Source records:
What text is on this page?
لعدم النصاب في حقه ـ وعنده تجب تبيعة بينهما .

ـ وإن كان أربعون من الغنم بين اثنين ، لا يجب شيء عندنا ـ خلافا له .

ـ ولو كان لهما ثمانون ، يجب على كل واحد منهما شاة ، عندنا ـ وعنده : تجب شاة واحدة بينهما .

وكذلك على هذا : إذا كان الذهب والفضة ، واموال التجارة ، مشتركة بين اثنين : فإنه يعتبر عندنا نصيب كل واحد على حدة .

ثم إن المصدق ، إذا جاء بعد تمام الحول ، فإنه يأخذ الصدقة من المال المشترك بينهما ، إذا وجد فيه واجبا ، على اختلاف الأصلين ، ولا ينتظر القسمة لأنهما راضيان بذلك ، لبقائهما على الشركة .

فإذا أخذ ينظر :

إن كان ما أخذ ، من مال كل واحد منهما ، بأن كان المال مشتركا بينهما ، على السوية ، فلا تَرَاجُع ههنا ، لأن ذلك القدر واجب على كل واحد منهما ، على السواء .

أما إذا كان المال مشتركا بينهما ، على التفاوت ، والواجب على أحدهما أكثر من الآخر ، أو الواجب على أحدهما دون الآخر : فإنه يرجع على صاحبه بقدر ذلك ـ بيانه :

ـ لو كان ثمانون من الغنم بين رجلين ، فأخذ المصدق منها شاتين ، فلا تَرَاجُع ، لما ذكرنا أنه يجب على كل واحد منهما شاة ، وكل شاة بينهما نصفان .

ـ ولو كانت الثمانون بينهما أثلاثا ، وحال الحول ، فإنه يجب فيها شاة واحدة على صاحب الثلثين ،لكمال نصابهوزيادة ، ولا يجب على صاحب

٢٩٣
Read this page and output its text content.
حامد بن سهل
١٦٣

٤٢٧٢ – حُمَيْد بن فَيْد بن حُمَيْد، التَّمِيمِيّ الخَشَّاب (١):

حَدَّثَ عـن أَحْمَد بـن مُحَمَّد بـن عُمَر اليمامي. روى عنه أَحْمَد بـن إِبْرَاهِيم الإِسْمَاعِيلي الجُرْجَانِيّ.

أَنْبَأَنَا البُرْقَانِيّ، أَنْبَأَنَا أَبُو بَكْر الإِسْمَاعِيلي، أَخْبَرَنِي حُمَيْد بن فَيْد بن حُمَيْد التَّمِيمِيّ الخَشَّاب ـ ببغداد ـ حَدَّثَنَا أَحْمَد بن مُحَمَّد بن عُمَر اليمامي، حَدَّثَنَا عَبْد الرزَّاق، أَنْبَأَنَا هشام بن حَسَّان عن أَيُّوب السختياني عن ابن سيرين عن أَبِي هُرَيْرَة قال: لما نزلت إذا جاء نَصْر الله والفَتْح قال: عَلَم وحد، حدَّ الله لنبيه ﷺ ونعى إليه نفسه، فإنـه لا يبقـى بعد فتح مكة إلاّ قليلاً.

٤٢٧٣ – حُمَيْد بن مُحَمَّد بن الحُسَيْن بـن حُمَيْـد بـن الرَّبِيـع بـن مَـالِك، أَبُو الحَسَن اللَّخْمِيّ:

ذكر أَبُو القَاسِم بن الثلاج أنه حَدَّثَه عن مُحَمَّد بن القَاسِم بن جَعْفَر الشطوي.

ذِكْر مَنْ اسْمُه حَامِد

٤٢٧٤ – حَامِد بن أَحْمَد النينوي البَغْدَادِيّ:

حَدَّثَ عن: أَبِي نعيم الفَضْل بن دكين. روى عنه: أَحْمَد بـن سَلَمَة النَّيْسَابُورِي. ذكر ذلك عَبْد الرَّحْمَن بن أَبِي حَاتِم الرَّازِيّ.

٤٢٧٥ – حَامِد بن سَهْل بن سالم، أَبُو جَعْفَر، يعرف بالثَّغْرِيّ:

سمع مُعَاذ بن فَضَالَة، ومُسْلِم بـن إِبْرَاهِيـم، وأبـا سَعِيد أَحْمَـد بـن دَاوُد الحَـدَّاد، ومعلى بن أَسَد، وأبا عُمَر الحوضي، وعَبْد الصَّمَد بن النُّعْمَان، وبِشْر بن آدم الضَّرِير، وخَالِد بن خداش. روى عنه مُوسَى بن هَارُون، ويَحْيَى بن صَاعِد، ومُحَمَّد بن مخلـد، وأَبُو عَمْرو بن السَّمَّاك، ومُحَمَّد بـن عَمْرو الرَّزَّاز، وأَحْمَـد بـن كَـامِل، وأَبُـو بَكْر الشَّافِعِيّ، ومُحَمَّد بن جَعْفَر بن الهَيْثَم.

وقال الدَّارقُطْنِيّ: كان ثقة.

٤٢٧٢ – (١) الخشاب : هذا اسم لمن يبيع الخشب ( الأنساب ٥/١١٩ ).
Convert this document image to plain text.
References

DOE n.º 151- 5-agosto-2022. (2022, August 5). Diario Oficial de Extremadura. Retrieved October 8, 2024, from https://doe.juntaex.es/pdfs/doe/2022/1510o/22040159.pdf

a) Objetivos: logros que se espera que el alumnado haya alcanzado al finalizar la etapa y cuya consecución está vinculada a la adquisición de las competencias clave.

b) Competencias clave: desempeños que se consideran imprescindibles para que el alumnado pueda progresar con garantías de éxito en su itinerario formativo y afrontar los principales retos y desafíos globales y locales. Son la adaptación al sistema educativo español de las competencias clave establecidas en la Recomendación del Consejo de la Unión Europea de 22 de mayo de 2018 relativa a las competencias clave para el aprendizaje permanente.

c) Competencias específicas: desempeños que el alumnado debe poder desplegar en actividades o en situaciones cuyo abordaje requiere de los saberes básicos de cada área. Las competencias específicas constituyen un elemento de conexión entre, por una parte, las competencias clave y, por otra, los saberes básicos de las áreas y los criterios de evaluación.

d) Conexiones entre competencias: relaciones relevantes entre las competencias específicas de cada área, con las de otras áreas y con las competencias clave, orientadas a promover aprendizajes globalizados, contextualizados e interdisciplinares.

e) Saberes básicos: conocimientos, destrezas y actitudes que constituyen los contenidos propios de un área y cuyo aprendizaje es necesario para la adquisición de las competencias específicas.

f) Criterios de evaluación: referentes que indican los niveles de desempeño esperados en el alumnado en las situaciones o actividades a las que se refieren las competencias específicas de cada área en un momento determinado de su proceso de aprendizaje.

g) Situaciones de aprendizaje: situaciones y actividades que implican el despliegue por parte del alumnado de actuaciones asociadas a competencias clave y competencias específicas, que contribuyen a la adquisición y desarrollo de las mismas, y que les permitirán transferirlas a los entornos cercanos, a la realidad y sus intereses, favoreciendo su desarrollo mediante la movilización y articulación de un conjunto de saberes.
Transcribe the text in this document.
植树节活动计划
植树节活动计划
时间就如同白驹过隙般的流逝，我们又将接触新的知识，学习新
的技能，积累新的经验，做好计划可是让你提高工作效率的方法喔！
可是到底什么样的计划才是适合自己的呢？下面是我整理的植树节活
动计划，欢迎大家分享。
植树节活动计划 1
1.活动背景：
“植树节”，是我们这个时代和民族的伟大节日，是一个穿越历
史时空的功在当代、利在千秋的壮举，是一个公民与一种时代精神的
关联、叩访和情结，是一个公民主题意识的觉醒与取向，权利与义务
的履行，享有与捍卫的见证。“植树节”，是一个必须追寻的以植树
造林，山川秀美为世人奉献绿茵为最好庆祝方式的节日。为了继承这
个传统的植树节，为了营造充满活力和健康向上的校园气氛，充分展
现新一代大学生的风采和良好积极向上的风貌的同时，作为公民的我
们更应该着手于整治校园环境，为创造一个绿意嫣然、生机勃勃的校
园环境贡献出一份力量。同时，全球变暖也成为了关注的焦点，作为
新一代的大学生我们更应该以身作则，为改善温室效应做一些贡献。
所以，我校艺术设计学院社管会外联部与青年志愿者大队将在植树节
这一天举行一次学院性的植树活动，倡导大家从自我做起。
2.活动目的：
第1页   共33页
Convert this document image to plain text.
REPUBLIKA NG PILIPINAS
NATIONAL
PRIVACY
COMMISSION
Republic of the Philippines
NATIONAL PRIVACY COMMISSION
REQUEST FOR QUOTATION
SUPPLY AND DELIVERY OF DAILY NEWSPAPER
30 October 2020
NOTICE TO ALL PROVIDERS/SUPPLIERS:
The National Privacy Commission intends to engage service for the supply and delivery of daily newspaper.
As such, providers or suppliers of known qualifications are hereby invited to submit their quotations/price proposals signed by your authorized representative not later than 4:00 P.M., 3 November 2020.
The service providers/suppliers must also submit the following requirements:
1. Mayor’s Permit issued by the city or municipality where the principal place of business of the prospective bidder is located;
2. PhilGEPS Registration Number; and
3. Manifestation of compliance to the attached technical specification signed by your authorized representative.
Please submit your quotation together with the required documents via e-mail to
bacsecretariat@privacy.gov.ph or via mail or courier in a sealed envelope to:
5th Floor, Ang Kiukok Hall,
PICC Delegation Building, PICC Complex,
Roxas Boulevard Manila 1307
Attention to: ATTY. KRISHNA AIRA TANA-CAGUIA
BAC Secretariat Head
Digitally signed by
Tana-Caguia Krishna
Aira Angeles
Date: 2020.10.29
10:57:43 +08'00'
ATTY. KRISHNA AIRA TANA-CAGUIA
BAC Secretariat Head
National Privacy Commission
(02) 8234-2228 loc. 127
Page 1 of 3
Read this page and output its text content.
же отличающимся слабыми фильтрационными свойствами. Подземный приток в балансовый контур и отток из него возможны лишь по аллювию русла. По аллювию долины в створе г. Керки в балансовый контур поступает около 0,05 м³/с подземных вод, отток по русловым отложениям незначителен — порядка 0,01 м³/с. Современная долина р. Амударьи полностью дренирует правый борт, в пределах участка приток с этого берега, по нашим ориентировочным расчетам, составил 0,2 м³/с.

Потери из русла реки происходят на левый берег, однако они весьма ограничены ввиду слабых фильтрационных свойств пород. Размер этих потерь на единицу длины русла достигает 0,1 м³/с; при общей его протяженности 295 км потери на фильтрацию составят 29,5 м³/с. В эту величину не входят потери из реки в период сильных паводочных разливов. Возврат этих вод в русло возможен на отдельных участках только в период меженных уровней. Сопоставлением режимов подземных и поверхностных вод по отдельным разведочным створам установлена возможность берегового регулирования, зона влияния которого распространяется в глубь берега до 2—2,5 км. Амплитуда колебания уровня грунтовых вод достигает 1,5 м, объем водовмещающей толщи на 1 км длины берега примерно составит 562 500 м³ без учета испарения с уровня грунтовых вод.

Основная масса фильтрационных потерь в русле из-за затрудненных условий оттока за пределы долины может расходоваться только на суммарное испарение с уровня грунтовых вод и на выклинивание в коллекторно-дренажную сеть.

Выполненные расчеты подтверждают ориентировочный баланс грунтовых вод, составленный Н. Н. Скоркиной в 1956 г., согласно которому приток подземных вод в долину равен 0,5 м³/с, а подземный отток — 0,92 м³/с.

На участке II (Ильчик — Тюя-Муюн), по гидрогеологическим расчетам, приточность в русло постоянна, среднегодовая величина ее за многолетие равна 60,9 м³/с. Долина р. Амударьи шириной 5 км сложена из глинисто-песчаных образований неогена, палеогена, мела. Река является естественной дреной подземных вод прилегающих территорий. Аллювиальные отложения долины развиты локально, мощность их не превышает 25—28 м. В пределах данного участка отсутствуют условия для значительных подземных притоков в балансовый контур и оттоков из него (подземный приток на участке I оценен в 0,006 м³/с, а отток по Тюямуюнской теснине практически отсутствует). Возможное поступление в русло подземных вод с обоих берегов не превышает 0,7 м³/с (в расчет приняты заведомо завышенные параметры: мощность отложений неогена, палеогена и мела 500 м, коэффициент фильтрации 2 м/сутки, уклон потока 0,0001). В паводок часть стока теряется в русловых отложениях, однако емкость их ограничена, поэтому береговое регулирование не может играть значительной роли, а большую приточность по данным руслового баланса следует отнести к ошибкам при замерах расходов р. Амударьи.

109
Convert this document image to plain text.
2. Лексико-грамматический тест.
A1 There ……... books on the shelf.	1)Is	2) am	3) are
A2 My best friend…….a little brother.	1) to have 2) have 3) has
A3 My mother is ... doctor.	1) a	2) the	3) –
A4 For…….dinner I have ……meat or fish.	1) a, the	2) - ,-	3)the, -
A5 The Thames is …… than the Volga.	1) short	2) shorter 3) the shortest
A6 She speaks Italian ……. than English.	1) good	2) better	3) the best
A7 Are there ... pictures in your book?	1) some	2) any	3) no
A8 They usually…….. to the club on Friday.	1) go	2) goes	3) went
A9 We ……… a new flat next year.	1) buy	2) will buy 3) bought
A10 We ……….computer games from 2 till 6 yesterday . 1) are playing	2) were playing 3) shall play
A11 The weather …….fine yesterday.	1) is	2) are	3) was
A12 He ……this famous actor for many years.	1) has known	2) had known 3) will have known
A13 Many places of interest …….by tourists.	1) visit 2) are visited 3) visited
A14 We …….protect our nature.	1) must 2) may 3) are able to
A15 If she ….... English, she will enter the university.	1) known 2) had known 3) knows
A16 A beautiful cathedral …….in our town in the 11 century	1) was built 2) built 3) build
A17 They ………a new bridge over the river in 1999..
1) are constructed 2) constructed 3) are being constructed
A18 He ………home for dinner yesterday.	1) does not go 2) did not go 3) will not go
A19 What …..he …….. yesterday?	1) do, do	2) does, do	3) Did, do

*TO DO:* Gather all the lines that include the word "بينهما" and copy them out.

*TASK OUTPUT:*
لعدم النصاب في حقه ـ وعنده تجب تبيعة بينهما .
ـ ولو كان لهما ثمانون ، يجب على كل واحد منهما شاة ، عندنا ـ وعنده : تجب شاة واحدة بينهما .
ثم إن المصدق ، إذا جاء بعد تمام الحول ، فإنه يأخذ الصدقة من المال المشترك بينهما ، إذا وجد فيه واجبا ، على اختلاف الأصلين ، ولا ينتظر القسمة لأنهما راضيان بذلك ، لبقائهما على الشركة .
إن كان ما أخذ ، من مال كل واحد منهما ، بأن كان المال مشتركا بينهما ، على السوية ، فلا تَرَاجُع ههنا ، لأن ذلك القدر واجب على كل واحد منهما ، على السواء .
أما إذا كان المال مشتركا بينهما ، على التفاوت ، والواجب على أحدهما أكثر من الآخر ، أو الواجب على أحدهما دون الآخر : فإنه يرجع على صاحبه بقدر ذلك ـ بيانه :
ـ لو كان ثمانون من الغنم بين رجلين ، فأخذ المصدق منها شاتين ، فلا تَرَاجُع ، لما ذكرنا أنه يجب على كل واحد منهما شاة ، وكل شاة بينهما نصفان .
ـ ولو كانت الثمانون بينهما أثلاثا ، وحال الحول ، فإنه يجب فيها شاة واحدة على صاحب الثلثين ،لكمال نصابهوزيادة ، ولا يجب على صاحب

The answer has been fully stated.